### Input

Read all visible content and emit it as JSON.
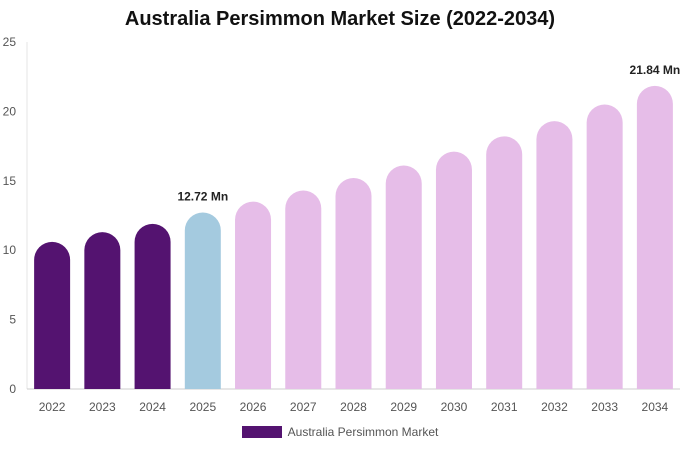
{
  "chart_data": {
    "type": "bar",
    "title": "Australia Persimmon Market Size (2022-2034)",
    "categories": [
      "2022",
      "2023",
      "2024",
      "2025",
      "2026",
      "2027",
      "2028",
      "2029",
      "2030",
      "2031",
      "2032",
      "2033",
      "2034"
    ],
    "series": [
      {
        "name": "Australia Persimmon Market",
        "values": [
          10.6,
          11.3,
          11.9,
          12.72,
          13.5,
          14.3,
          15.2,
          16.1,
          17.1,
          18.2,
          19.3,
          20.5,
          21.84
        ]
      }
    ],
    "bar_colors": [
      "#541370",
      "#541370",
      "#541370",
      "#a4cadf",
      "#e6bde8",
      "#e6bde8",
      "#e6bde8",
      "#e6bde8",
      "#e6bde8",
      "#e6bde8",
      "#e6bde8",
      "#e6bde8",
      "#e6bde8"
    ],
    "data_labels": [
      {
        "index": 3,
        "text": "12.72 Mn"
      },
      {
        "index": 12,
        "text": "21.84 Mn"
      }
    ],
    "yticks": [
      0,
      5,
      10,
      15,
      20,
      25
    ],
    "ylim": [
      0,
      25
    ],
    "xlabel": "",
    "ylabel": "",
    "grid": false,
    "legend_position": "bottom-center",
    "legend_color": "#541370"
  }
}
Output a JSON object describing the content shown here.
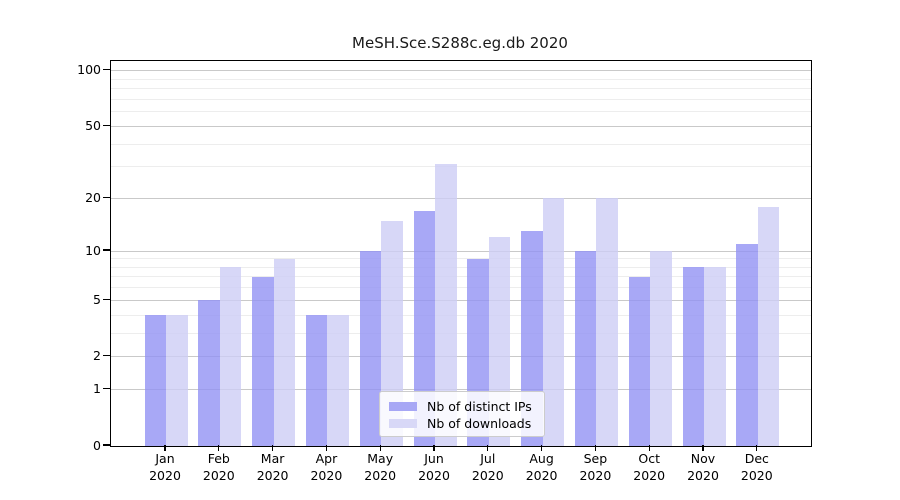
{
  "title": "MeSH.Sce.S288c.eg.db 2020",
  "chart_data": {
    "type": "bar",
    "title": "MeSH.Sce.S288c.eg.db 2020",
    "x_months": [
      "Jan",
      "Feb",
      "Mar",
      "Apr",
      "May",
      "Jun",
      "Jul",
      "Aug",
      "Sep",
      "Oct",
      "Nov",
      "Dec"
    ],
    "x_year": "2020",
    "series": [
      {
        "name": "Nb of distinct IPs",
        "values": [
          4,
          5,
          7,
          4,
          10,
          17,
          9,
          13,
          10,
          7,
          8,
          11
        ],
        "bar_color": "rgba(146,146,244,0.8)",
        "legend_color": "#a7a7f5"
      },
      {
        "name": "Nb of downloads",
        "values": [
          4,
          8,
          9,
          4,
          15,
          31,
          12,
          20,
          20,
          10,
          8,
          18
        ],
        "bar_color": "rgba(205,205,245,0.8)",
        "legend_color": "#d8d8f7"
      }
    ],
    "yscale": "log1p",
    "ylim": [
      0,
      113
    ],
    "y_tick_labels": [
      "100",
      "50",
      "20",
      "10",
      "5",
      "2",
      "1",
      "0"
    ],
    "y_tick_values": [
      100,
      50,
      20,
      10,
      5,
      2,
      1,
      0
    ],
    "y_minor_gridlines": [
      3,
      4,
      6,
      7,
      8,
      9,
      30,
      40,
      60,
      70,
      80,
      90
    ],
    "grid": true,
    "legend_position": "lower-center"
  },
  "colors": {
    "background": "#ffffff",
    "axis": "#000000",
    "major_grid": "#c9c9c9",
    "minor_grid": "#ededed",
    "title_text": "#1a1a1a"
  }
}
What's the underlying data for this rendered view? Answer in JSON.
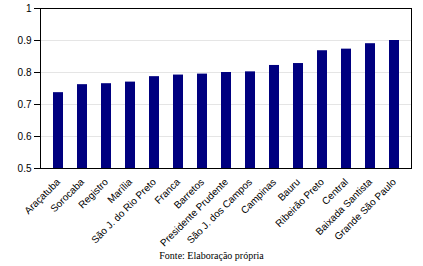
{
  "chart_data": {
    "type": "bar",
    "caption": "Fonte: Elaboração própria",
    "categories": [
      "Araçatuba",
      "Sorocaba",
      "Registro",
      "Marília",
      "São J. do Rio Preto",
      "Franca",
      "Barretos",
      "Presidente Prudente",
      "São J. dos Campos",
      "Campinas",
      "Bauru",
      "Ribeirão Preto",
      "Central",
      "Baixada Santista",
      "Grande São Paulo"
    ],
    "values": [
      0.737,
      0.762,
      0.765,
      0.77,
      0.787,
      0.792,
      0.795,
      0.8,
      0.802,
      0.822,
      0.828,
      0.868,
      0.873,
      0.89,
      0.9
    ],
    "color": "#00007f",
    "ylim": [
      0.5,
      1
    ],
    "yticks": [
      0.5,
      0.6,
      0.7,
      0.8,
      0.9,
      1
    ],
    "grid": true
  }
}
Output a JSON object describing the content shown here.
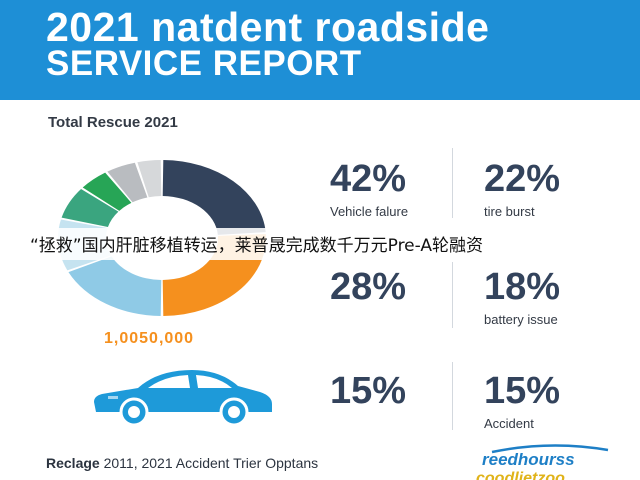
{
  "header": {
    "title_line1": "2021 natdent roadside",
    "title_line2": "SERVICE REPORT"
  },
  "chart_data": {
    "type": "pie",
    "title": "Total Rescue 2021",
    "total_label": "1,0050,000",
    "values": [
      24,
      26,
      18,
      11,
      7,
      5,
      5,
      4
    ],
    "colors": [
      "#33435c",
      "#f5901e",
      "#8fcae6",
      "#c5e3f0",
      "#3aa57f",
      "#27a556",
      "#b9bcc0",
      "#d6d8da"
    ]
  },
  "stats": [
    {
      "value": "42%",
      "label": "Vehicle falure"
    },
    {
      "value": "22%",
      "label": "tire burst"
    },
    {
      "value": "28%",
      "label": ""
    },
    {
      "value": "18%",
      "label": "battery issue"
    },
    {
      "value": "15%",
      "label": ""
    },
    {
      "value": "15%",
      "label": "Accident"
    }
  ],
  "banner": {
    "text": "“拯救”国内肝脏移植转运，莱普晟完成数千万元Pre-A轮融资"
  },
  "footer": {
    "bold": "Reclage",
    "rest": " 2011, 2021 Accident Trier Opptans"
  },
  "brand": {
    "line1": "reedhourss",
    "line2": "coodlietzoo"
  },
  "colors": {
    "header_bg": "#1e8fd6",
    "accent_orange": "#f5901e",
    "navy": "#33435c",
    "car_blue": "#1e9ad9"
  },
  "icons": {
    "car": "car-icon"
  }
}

######
### Input

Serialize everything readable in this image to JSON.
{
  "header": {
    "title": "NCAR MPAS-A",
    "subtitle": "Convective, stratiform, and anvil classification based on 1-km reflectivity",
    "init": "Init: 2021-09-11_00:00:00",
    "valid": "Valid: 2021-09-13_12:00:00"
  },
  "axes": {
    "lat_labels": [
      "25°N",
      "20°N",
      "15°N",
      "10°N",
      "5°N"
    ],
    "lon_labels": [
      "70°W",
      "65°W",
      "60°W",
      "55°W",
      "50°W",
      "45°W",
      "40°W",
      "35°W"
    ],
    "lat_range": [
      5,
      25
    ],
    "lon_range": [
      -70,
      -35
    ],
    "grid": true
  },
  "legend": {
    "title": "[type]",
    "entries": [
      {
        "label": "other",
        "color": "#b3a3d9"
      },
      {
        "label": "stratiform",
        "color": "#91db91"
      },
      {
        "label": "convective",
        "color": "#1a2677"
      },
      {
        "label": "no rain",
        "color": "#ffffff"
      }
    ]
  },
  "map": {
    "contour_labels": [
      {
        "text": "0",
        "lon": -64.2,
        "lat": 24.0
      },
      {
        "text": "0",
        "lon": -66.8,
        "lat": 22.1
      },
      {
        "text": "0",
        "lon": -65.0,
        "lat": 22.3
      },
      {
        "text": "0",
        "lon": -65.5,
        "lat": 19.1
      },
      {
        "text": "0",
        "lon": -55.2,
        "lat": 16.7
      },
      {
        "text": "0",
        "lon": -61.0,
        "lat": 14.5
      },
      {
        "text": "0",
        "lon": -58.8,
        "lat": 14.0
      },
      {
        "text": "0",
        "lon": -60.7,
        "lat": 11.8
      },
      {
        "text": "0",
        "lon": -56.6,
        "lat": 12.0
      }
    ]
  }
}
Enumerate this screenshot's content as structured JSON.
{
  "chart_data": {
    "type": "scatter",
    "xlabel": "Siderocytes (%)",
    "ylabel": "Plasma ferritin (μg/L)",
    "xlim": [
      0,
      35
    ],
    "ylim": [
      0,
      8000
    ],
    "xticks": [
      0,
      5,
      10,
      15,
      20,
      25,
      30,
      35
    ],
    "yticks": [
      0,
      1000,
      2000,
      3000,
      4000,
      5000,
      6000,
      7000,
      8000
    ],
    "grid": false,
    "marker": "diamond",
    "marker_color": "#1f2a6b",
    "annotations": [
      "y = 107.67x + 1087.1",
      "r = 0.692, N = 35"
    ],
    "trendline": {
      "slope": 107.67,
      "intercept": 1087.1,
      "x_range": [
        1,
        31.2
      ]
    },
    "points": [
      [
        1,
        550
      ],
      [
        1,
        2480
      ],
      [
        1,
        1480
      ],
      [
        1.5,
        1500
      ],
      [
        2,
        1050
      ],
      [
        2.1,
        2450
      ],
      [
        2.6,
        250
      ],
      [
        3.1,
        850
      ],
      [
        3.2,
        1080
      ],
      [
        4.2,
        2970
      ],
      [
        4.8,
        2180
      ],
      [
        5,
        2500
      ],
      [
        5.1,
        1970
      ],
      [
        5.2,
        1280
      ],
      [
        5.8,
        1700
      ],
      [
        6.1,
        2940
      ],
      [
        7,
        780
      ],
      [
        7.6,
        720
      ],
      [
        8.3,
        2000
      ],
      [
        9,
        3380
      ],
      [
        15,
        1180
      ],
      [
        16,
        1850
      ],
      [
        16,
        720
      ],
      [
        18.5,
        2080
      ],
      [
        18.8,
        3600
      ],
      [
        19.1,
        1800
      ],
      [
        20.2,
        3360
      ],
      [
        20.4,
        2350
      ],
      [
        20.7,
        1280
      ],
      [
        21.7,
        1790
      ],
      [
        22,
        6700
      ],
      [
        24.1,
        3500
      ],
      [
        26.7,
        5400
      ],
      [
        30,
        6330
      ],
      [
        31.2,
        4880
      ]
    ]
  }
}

######
### Input

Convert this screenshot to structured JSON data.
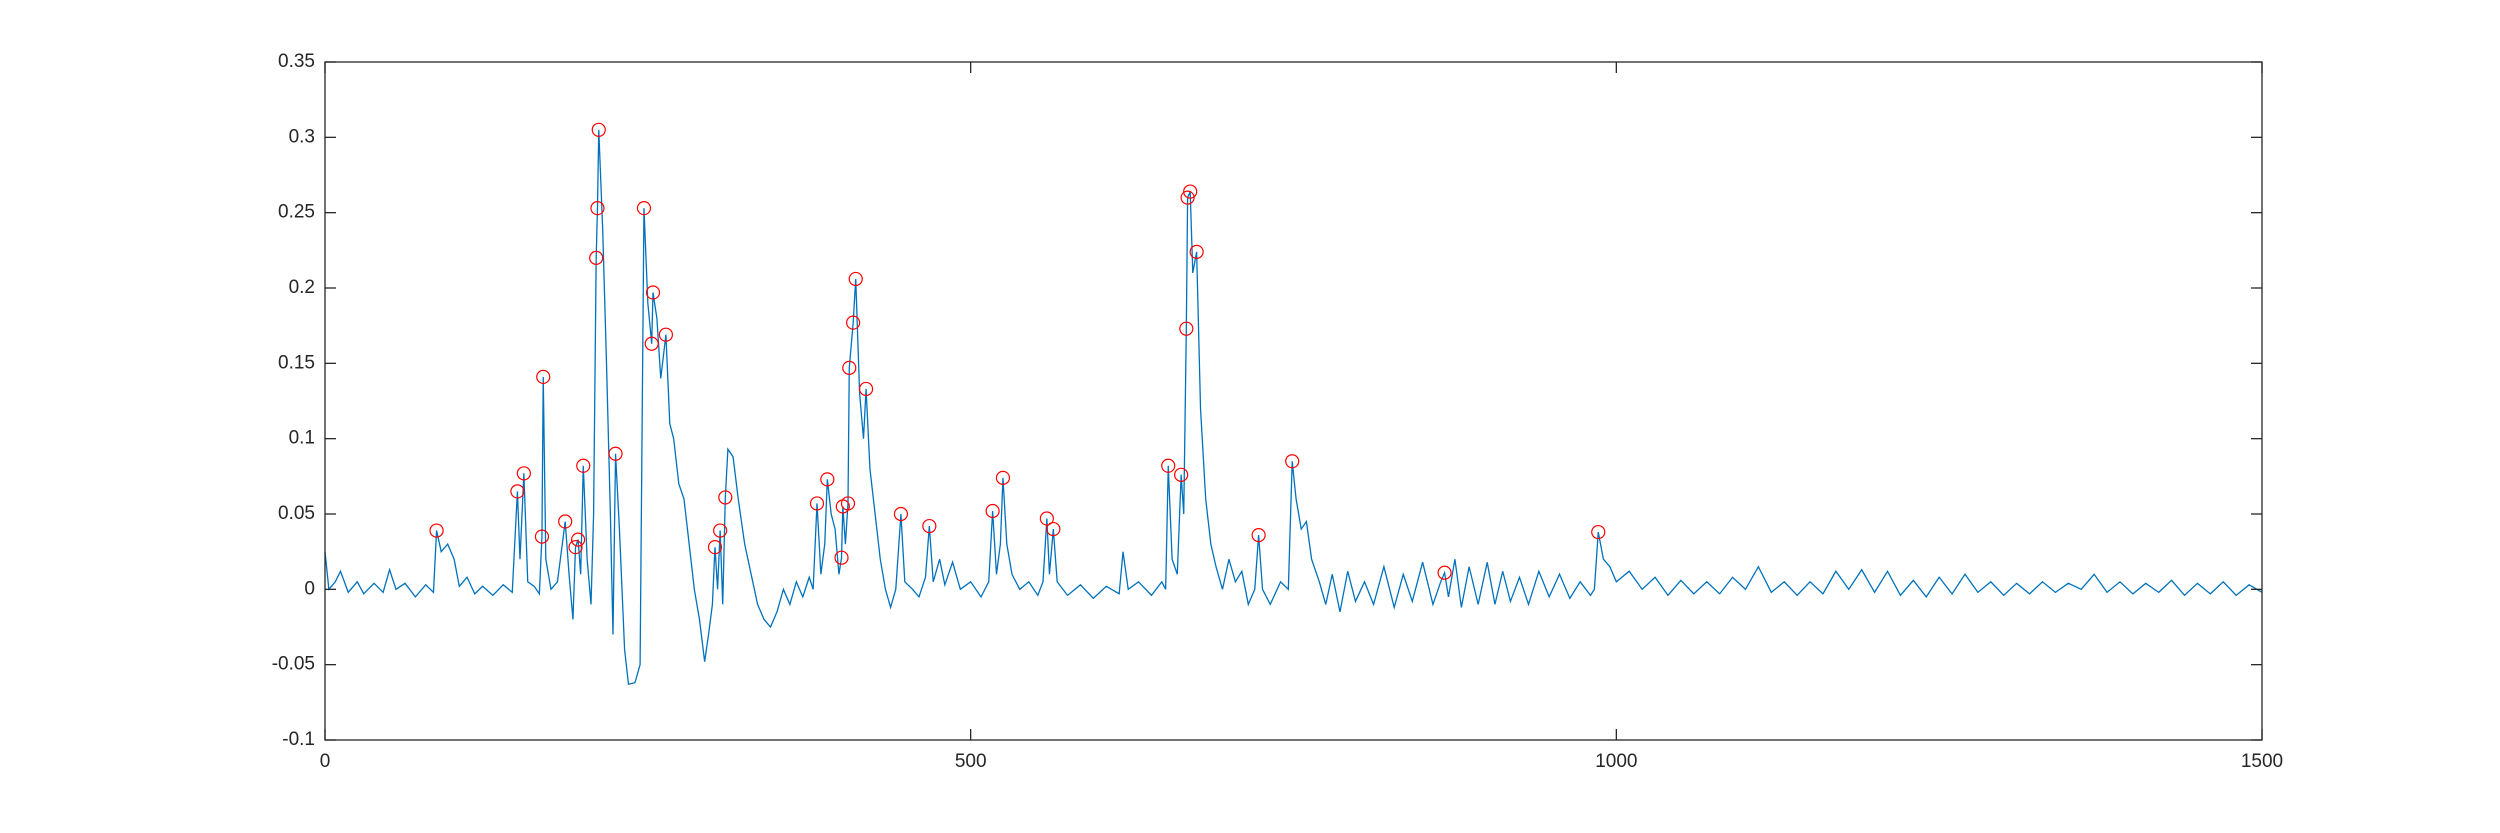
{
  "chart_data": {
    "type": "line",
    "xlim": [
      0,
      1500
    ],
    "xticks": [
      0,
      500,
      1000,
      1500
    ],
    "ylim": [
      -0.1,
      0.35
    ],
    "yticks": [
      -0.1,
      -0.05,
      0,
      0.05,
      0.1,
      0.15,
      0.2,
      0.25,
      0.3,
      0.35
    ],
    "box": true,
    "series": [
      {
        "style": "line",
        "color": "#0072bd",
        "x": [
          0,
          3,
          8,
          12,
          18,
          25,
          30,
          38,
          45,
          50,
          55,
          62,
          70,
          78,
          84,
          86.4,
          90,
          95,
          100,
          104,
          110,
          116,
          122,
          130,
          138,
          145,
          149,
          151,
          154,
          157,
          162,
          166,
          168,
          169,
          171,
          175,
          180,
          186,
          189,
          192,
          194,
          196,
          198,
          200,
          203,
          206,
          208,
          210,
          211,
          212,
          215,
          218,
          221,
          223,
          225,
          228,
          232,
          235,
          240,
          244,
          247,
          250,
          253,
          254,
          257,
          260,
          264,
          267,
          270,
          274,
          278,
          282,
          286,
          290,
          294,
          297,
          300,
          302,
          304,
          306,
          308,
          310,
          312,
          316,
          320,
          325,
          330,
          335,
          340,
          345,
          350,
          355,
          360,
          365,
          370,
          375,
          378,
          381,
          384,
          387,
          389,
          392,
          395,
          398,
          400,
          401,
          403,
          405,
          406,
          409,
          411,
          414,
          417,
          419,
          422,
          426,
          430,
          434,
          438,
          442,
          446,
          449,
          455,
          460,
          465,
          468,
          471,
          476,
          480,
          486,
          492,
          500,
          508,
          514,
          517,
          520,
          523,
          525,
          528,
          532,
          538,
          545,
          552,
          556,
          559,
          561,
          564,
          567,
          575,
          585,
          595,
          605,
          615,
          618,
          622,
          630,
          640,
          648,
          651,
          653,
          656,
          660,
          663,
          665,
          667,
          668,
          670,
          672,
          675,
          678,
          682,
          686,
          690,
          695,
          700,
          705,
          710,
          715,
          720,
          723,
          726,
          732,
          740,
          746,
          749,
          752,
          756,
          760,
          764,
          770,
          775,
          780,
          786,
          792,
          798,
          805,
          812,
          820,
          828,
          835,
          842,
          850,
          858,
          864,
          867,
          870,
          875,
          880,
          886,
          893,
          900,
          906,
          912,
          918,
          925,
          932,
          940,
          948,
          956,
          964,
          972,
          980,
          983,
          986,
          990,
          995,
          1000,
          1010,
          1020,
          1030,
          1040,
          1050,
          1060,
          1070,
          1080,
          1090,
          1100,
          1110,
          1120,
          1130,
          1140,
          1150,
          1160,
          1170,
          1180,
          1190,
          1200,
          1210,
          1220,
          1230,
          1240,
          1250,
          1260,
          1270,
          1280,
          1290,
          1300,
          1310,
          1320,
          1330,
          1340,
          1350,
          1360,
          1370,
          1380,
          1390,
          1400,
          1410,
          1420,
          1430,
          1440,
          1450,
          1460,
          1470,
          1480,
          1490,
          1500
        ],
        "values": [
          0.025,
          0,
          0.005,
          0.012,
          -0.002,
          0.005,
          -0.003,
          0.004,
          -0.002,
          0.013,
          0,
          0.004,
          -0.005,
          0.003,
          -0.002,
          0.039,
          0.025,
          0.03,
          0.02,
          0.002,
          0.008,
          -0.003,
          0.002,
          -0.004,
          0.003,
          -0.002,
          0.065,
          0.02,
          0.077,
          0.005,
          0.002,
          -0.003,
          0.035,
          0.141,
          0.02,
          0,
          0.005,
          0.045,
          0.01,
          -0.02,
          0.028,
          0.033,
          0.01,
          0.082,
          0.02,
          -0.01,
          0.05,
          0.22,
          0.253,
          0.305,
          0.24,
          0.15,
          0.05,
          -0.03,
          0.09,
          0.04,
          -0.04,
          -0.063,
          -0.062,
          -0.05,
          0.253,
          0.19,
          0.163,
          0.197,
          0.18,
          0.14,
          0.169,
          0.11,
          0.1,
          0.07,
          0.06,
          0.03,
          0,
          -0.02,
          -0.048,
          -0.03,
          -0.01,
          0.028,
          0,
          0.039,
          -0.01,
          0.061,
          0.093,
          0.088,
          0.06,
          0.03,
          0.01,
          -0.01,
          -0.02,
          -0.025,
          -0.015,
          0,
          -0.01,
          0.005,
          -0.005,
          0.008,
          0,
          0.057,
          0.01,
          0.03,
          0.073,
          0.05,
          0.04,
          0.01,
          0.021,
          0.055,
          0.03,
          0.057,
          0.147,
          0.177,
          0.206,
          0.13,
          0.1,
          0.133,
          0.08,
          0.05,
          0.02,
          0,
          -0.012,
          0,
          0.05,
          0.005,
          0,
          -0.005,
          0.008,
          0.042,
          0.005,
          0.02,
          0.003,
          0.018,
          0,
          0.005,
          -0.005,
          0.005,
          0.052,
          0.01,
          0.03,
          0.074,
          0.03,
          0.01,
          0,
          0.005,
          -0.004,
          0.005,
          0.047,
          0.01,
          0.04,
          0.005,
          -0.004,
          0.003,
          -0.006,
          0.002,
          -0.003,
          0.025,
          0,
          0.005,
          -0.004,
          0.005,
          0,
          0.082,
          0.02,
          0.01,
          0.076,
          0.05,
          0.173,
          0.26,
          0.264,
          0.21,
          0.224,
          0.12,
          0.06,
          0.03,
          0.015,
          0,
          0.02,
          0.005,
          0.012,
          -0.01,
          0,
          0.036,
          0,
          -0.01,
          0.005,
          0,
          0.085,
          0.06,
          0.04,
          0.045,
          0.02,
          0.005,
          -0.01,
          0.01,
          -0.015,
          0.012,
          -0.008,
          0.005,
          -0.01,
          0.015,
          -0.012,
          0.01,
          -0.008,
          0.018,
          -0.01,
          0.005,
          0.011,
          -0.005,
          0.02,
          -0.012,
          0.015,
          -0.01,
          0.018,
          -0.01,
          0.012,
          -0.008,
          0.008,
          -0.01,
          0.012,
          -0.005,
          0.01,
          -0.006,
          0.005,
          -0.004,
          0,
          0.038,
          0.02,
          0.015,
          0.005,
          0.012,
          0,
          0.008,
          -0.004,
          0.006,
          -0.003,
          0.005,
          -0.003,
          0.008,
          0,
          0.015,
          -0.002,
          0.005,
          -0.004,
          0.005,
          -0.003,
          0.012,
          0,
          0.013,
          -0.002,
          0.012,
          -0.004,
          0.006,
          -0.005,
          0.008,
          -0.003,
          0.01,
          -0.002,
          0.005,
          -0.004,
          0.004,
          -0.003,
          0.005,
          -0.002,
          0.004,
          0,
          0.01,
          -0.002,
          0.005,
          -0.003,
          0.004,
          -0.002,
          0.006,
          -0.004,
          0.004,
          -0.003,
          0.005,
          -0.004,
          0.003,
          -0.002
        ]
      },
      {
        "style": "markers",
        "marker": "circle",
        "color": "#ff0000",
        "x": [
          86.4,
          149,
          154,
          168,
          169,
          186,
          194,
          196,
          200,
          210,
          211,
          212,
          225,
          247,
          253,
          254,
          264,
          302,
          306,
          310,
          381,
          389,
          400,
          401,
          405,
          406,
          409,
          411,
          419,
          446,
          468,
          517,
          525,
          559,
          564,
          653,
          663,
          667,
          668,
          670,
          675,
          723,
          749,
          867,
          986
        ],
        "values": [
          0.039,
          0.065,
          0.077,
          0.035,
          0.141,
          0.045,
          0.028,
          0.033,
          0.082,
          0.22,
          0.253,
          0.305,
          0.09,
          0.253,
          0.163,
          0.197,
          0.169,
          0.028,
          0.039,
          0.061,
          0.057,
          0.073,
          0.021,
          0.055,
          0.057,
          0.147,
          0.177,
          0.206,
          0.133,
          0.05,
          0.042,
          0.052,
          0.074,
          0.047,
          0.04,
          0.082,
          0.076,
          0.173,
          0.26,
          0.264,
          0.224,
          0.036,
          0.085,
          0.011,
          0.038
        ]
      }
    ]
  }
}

######

Task statement
Copy every line in the entries above that has the string "Accident" in it.

The answer
      "label": "Accident"
    "rest": " 2011, 2021 Accident Trier Opptans"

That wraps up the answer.